# Task details
Format every line of the data below as a JSON list of strings, with one string per line and no entries for blank lines.

Records from a dataset
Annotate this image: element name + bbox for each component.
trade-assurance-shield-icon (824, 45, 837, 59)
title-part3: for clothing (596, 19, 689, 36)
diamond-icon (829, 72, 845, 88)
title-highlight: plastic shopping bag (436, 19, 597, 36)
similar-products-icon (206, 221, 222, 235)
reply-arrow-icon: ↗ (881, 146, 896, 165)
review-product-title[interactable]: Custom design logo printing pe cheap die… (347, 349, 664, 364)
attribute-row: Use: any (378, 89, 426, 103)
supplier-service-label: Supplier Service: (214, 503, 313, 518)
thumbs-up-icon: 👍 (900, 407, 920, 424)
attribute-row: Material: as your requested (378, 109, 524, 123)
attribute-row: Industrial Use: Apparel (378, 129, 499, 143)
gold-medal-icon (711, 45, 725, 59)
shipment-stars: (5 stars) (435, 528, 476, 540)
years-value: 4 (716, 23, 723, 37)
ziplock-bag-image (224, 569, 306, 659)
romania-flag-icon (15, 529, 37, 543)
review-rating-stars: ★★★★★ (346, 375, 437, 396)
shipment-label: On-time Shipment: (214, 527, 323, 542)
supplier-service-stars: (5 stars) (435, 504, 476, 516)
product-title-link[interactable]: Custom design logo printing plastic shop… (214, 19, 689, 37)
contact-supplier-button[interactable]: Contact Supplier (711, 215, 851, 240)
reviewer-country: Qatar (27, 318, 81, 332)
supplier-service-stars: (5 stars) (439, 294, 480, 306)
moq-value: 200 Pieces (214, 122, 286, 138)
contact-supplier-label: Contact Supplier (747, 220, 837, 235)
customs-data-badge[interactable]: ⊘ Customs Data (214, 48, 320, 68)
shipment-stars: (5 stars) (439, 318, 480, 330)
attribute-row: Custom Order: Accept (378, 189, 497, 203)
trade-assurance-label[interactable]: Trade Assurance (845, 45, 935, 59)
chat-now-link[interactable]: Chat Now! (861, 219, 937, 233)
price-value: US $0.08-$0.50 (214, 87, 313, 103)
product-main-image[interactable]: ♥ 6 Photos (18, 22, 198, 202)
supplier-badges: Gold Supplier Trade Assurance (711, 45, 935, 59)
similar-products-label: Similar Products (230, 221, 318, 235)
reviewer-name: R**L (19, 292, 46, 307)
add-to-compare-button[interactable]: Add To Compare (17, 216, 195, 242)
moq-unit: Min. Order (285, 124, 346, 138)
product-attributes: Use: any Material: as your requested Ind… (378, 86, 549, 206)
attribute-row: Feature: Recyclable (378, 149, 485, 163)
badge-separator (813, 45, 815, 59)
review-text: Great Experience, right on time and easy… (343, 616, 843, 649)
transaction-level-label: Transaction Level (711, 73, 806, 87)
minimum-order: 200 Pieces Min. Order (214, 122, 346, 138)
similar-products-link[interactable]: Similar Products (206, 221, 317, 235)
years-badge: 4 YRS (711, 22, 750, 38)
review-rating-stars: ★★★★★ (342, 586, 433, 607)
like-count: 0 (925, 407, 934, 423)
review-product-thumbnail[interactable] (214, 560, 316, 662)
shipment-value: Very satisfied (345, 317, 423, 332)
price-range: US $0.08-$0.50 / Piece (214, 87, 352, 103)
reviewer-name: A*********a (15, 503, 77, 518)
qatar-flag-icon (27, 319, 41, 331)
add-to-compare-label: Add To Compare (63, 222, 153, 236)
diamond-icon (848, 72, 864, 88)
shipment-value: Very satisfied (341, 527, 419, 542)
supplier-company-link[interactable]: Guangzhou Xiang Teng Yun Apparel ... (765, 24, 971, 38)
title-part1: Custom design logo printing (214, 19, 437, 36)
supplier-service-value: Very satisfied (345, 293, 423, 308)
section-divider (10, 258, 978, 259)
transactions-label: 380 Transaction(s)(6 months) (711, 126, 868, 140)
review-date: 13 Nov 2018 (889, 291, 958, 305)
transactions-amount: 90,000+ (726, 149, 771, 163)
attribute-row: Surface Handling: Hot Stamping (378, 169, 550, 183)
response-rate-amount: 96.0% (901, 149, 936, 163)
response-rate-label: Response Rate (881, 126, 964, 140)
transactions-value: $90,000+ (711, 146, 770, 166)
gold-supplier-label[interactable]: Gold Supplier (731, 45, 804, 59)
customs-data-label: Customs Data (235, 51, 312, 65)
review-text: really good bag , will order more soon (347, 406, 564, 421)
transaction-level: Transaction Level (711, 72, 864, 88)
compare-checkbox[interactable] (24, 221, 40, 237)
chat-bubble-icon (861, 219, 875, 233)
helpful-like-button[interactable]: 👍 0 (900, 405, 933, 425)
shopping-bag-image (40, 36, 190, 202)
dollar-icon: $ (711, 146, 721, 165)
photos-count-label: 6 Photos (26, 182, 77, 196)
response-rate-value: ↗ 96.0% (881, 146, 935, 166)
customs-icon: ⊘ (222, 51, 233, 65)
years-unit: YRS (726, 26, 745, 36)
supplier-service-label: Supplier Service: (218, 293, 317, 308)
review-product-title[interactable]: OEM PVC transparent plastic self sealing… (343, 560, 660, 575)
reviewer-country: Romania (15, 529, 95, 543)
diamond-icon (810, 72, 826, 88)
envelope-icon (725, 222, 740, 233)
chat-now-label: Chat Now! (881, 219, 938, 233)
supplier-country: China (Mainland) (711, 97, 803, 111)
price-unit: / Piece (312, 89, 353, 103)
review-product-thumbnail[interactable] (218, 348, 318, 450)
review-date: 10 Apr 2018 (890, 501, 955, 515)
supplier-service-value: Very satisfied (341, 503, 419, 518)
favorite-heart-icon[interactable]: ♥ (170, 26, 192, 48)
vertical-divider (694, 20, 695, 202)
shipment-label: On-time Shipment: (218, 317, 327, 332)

# Full answer
[
  "Annotate this image: element name + bbox for each component.",
  "trade-assurance-shield-icon (824, 45, 837, 59)",
  "title-part3: for clothing (596, 19, 689, 36)",
  "diamond-icon (829, 72, 845, 88)",
  "title-highlight: plastic shopping bag (436, 19, 597, 36)",
  "similar-products-icon (206, 221, 222, 235)",
  "reply-arrow-icon: ↗ (881, 146, 896, 165)",
  "review-product-title[interactable]: Custom design logo printing pe cheap die… (347, 349, 664, 364)",
  "attribute-row: Use: any (378, 89, 426, 103)",
  "supplier-service-label: Supplier Service: (214, 503, 313, 518)",
  "thumbs-up-icon: 👍 (900, 407, 920, 424)",
  "attribute-row: Material: as your requested (378, 109, 524, 123)",
  "attribute-row: Industrial Use: Apparel (378, 129, 499, 143)",
  "gold-medal-icon (711, 45, 725, 59)",
  "shipment-stars: (5 stars) (435, 528, 476, 540)",
  "years-value: 4 (716, 23, 723, 37)",
  "ziplock-bag-image (224, 569, 306, 659)",
  "romania-flag-icon (15, 529, 37, 543)",
  "review-rating-stars: ★★★★★ (346, 375, 437, 396)",
  "shipment-label: On-time Shipment: (214, 527, 323, 542)",
  "supplier-service-stars: (5 stars) (435, 504, 476, 516)",
  "product-title-link[interactable]: Custom design logo printing plastic shop… (214, 19, 689, 37)",
  "contact-supplier-button[interactable]: Contact Supplier (711, 215, 851, 240)",
  "reviewer-country: Qatar (27, 318, 81, 332)",
  "supplier-service-stars: (5 stars) (439, 294, 480, 306)",
  "moq-value: 200 Pieces (214, 122, 286, 138)",
  "contact-supplier-label: Contact Supplier (747, 220, 837, 235)",
  "customs-data-badge[interactable]: ⊘ Customs Data (214, 48, 320, 68)",
  "shipment-stars: (5 stars) (439, 318, 480, 330)",
  "attribute-row: Custom Order: Accept (378, 189, 497, 203)",
  "trade-assurance-label[interactable]: Trade Assurance (845, 45, 935, 59)",
  "chat-now-link[interactable]: Chat Now! (861, 219, 937, 233)",
  "price-value: US $0.08-$0.50 (214, 87, 313, 103)",
  "product-main-image[interactable]: ♥ 6 Photos (18, 22, 198, 202)",
  "supplier-badges: Gold Supplier Trade Assurance (711, 45, 935, 59)",
  "similar-products-label: Similar Products (230, 221, 318, 235)",
  "reviewer-name: R**L (19, 292, 46, 307)",
  "add-to-compare-button[interactable]: Add To Compare (17, 216, 195, 242)",
  "moq-unit: Min. Order (285, 124, 346, 138)",
  "product-attributes: Use: any Material: as your requested Ind… (378, 86, 549, 206)",
  "attribute-row: Feature: Recyclable (378, 149, 485, 163)",
  "badge-separator (813, 45, 815, 59)",
  "review-text: Great Experience, right on time and easy… (343, 616, 843, 649)",
  "transaction-level-label: Transaction Level (711, 73, 806, 87)",
  "minimum-order: 200 Pieces Min. Order (214, 122, 346, 138)",
  "similar-products-link[interactable]: Similar Products (206, 221, 317, 235)",
  "years-badge: 4 YRS (711, 22, 750, 38)",
  "review-rating-stars: ★★★★★ (342, 586, 433, 607)",
  "like-count: 0 (925, 407, 934, 423)",
  "review-product-thumbnail[interactable] (214, 560, 316, 662)",
  "shipment-value: Very satisfied (345, 317, 423, 332)",
  "price-range: US $0.08-$0.50 / Piece (214, 87, 352, 103)",
  "reviewer-name: A*********a (15, 503, 77, 518)",
  "qatar-flag-icon (27, 319, 41, 331)",
  "add-to-compare-label: Add To Compare (63, 222, 153, 236)",
  "diamond-icon (848, 72, 864, 88)",
  "shipment-value: Very satisfied (341, 527, 419, 542)",
  "supplier-company-link[interactable]: Guangzhou Xiang Teng Yun Apparel ... (765, 24, 971, 38)",
  "title-part1: Custom design logo printing (214, 19, 437, 36)",
  "supplier-service-value: Very satisfied (345, 293, 423, 308)",
  "section-divider (10, 258, 978, 259)",
  "transactions-label: 380 Transaction(s)(6 months) (711, 126, 868, 140)",
  "review-date: 13 Nov 2018 (889, 291, 958, 305)",
  "transactions-amount: 90,000+ (726, 149, 771, 163)",
  "attribute-row: Surface Handling: Hot Stamping (378, 169, 550, 183)",
  "response-rate-amount: 96.0% (901, 149, 936, 163)",
  "response-rate-label: Response Rate (881, 126, 964, 140)",
  "transactions-value: $90,000+ (711, 146, 770, 166)",
  "gold-supplier-label[interactable]: Gold Supplier (731, 45, 804, 59)",
  "customs-data-label: Customs Data (235, 51, 312, 65)",
  "review-text: really good bag , will order more soon (347, 406, 564, 421)",
  "transaction-level: Transaction Level (711, 72, 864, 88)",
  "compare-checkbox[interactable] (24, 221, 40, 237)",
  "chat-bubble-icon (861, 219, 875, 233)",
  "helpful-like-button[interactable]: 👍 0 (900, 405, 933, 425)",
  "shopping-bag-image (40, 36, 190, 202)",
  "dollar-icon: $ (711, 146, 721, 165)",
  "photos-count-label: 6 Photos (26, 182, 77, 196)",
  "response-rate-value: ↗ 96.0% (881, 146, 935, 166)",
  "customs-icon: ⊘ (222, 51, 233, 65)",
  "years-unit: YRS (726, 26, 745, 36)",
  "supplier-service-label: Supplier Service: (218, 293, 317, 308)",
  "review-product-title[interactable]: OEM PVC transparent plastic self sealing… (343, 560, 660, 575)",
  "reviewer-country: Romania (15, 529, 95, 543)",
  "diamond-icon (810, 72, 826, 88)",
  "envelope-icon (725, 222, 740, 233)",
  "chat-now-label: Chat Now! (881, 219, 938, 233)",
  "supplier-country: China (Mainland) (711, 97, 803, 111)",
  "price-unit: / Piece (312, 89, 353, 103)",
  "review-product-thumbnail[interactable] (218, 348, 318, 450)",
  "review-date: 10 Apr 2018 (890, 501, 955, 515)",
  "supplier-service-value: Very satisfied (341, 503, 419, 518)",
  "favorite-heart-icon[interactable]: ♥ (170, 26, 192, 48)",
  "vertical-divider (694, 20, 695, 202)",
  "shipment-label: On-time Shipment: (218, 317, 327, 332)"
]